Objectives:
**1)** In two sentences, summarize the Citibike pipeline excerpt.
**2)** Print the stretch of the Citibike pipeline excerpt from "-**Automation**: Although the" through "and orchestration tools.", reproducing it word for word.

— BEGIN Excerpted text —

To ensure customer satisfaction Citibike needs to predict how many bicycles will be needed at each station. Maintenance teams from Citibike will check each station and repair or replace bicycles. Additionally, the team will relocate bicycles between stations based on predicted demand. The business needs to be able to run reports of how many bicycles will be needed at a given station on a given day.

## End-to-End Pipeline
In this section of the demo, we consolidate all previous steps for a full, end-to-end pipeline for incremental ingest, feature engineering, training, prediction, and evaluation.

This will be integrated into **our company's orchestration framework** but showing it all in one place will allow our dev ops team to implement it. 

For this demo flow we will assume that the organization has the following **policies and processes** :   
-**Dev Tools**: The ML engineer can develop in their tool of choice (ie. VS Code, IntelliJ, Pycharm, Eclipse, etc.).  Snowpark Python makes it possible to use any environment where they have a python kernel.  For the sake of a demo we will use Jupyter.  
-**Data Governance**: To preserve customer privacy no data can be stored locally.  The ingest system may store data temporarily but it must be assumed that, in production, the ingest system will not preserve intermediate data products between runs. Snowpark Python allows the user to push-down all operations to Snowflake and bring the code to the data.   
-**Automation**: Although the ML engineer can use any IDE or notebooks for development purposes the final product must be python code at the end of the work stream.  Well-documented, modularized code is necessary for good ML operations and to interface with the company's CI/CD and orchestration tools.  
-**Compliance**: Any ML models must be traceable back to the original data set used for training.  The business needs to be able to easily remove specific user data from training datasets and retrain models. 

Input: Set of python functions from the Data Engineer, Data Scientist, and ML Engineer.  
Output: N/A

In [None]:
files_to_download = ['202003-citibike-tripdata.csv.zip']

def snowpark_citibike_ml_taskflow(files_to_download:list):
    from snowpark_connection import snowpark_connect

    import uuid
    
    state_dict = {
        "download_base_url":"https://s3.amazonaws.com/tripdata/",
        "load_table_name":"RAW_",
        "trips_table_name":"TRIPS",
        "load_stage_name":"LOAD_STAGE",
        "model_stage_name":"MODEL_STAGE",
        "model_id": str(uuid.uuid1()).replace('-', '_')
    }
    
    def snowpark_database_setup(state_dict:dict)-> dict: 
        import snowflake.snowpark.functions as F
        session, compute_parameters = snowpark_connect()
        start_date, end_date = session.table(state_dict['trips_table_name']) \
                              .select(F.min('STARTTIME'), F.max('STARTTIME')).collect()[0][0:2]
        state_dict.update({"start_date":start_date})
        state_dict.update({"end_date":end_date})
        
        _ = session.sql('CREATE STAGE IF NOT EXISTS ' + state_dict['model_stage_name']).collect()
        _ = session.sql('CREATE STAGE IF NOT EXISTS ' + state_dict['load_stage_name']).collect()
        
        session.close()

        return state_dict
    
    def  incremental_elt_task(state_dict: dict, files_to_download:list)-> dict:
        from ingest import incremental_elt

        session, compute_parameters = snowpark_connect()

— END Excerpted text —
— BEGIN Dataset content —

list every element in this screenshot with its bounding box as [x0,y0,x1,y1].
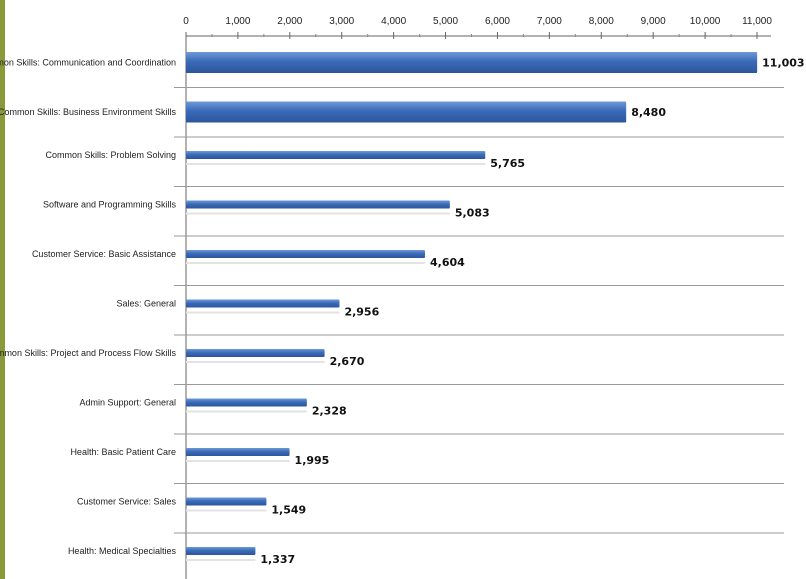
value-label: 1,995 [295,454,330,467]
x-tick-label: 6,000 [485,16,510,27]
category-label: Common Skills: Problem Solving [45,150,176,160]
bar [186,448,290,456]
x-tick-label: 7,000 [537,16,562,27]
bar [186,497,267,506]
x-tick-label: 2,000 [277,16,302,27]
bar-reflection [186,410,307,413]
category-label: Common Skills: Project and Process Flow … [0,348,176,358]
value-label: 2,328 [312,405,347,418]
x-tick-label: 10,000 [690,16,721,27]
value-label: 2,956 [344,306,379,319]
bar [186,349,325,357]
bar [186,101,627,123]
category-label: Customer Service: Basic Assistance [32,249,176,259]
bar [186,151,486,159]
category-label: Health: Medical Specialties [68,546,177,556]
x-tick-label: 3,000 [329,16,354,27]
bar-reflection [186,559,256,561]
bar [186,250,425,258]
value-label: 1,337 [260,553,295,566]
value-label: 4,604 [430,256,465,269]
x-tick-label: 0 [183,16,189,27]
value-label: 5,765 [490,157,525,170]
category-label: Software and Programming Skills [43,200,177,210]
bar [186,547,256,555]
value-label: 2,670 [330,355,365,368]
bar-reflection [186,212,450,215]
bar-reflection [186,460,290,462]
bar-reflection [186,311,340,314]
bar-reflection [186,163,486,165]
category-label: Customer Service: Sales [77,497,177,507]
bar [186,200,450,209]
value-label: 5,083 [455,207,490,220]
x-tick-label: 9,000 [641,16,666,27]
category-label: Common Skills: Communication and Coordin… [0,58,176,68]
x-tick-label: 11,000 [742,16,772,27]
bar-reflection [186,509,267,512]
value-label: 1,549 [271,504,306,517]
bar [186,52,758,73]
x-tick-label: 4,000 [381,16,406,27]
bar [186,398,307,407]
value-label: 8,480 [631,106,666,119]
x-tick-label: 1,000 [225,16,250,27]
category-label: Common Skills: Business Environment Skil… [0,107,176,117]
x-tick-label: 8,000 [589,16,614,27]
category-label: Admin Support: General [79,398,176,408]
category-label: Health: Basic Patient Care [70,447,176,457]
bar-reflection [186,361,325,363]
value-label: 11,003 [762,57,804,70]
left-accent-stripe [0,0,5,579]
category-label: Sales: General [116,299,176,309]
bar [186,299,340,308]
x-tick-label: 5,000 [433,16,458,27]
bar-reflection [186,262,425,264]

— END Dataset content —

Responses for each task:
**1)** To keep customers satisfied, Citibike needs to predict how many bicycles each station will need, and its maintenance teams repair or replace bicycles and relocate them between stations based on predicted demand. The demo consolidates incremental ingest, feature engineering, training, prediction and evaluation into one end-to-end pipeline, assuming organizational policies on development tools, data governance, automation and compliance.

**2)**
-**Automation**: Although the ML engineer can use any IDE or notebooks for development purposes the final product must be python code at the end of the work stream.  Well-documented, modularized code is necessary for good ML operations and to interface with the company's CI/CD and orchestration tools.